Copy the data word for word, keeping every line.
- - -
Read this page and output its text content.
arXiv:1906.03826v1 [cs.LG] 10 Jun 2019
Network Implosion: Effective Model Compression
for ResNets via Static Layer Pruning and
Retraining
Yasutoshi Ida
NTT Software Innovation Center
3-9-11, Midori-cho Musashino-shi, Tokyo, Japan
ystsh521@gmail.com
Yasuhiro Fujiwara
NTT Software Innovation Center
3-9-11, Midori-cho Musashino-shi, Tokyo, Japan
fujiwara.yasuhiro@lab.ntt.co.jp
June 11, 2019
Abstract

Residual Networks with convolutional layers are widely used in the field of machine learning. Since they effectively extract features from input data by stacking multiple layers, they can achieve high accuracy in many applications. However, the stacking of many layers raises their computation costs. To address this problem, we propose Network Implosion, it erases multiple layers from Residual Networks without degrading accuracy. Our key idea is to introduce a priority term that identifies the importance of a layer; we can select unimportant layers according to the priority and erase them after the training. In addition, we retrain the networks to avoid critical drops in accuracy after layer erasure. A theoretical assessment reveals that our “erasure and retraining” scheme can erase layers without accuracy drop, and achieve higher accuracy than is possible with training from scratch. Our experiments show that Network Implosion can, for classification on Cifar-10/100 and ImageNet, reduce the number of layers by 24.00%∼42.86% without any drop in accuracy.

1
- - -
§ THE SOLUTION
Read this page and output its text content.
arXiv:1906.03826v1 [cs.LG] 10 Jun 2019
Network Implosion: Effective Model Compression
for ResNets via Static Layer Pruning and
Retraining
Yasutoshi Ida
NTT Software Innovation Center
3-9-11, Midori-cho Musashino-shi, Tokyo, Japan
ystsh521@gmail.com
Yasuhiro Fujiwara
NTT Software Innovation Center
3-9-11, Midori-cho Musashino-shi, Tokyo, Japan
fujiwara.yasuhiro@lab.ntt.co.jp
June 11, 2019
Abstract

Residual Networks with convolutional layers are widely used in the field of machine learning. Since they effectively extract features from input data by stacking multiple layers, they can achieve high accuracy in many applications. However, the stacking of many layers raises their computation costs. To address this problem, we propose Network Implosion, it erases multiple layers from Residual Networks without degrading accuracy. Our key idea is to introduce a priority term that identifies the importance of a layer; we can select unimportant layers according to the priority and erase them after the training. In addition, we retrain the networks to avoid critical drops in accuracy after layer erasure. A theoretical assessment reveals that our “erasure and retraining” scheme can erase layers without accuracy drop, and achieve higher accuracy than is possible with training from scratch. Our experiments show that Network Implosion can, for classification on Cifar-10/100 and ImageNet, reduce the number of layers by 24.00%∼42.86% without any drop in accuracy.

1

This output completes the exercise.